→ **WHAT YOU ARE ASKED TO DO**:
Listed below are entries; give the number of lines among them that include "like", and only that number.

(Records)

★ ★ ★ ★

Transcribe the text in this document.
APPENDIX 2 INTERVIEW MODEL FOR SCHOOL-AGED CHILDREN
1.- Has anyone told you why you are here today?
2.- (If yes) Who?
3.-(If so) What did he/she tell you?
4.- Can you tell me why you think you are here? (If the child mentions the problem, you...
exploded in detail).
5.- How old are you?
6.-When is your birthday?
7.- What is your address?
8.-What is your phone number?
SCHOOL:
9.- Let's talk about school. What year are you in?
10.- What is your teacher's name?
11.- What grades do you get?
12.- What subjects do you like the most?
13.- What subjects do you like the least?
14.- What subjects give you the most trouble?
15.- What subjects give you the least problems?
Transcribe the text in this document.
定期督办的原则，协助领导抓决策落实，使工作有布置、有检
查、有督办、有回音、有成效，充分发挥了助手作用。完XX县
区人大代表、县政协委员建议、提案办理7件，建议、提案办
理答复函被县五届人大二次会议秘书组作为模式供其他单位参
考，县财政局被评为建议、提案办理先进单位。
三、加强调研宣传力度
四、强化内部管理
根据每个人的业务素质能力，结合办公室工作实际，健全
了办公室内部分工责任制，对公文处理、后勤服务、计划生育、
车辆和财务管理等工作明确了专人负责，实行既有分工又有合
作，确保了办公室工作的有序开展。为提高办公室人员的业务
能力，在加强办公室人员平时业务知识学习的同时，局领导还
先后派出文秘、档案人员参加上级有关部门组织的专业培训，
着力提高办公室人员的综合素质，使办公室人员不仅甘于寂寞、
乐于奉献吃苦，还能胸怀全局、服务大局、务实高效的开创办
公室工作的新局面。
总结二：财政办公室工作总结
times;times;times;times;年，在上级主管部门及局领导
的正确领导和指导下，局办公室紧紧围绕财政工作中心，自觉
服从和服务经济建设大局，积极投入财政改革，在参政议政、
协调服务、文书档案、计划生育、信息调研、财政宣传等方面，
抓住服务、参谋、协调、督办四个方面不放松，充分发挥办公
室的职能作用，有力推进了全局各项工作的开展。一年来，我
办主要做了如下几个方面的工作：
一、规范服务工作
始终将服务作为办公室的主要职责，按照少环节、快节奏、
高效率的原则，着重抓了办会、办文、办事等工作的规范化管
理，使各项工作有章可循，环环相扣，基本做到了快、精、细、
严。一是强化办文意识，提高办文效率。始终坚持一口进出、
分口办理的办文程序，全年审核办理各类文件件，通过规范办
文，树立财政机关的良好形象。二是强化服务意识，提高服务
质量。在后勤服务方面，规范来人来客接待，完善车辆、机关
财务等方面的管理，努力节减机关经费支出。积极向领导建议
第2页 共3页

★ ★ ★ ★

→ **FINISHED EXERCISE**:
2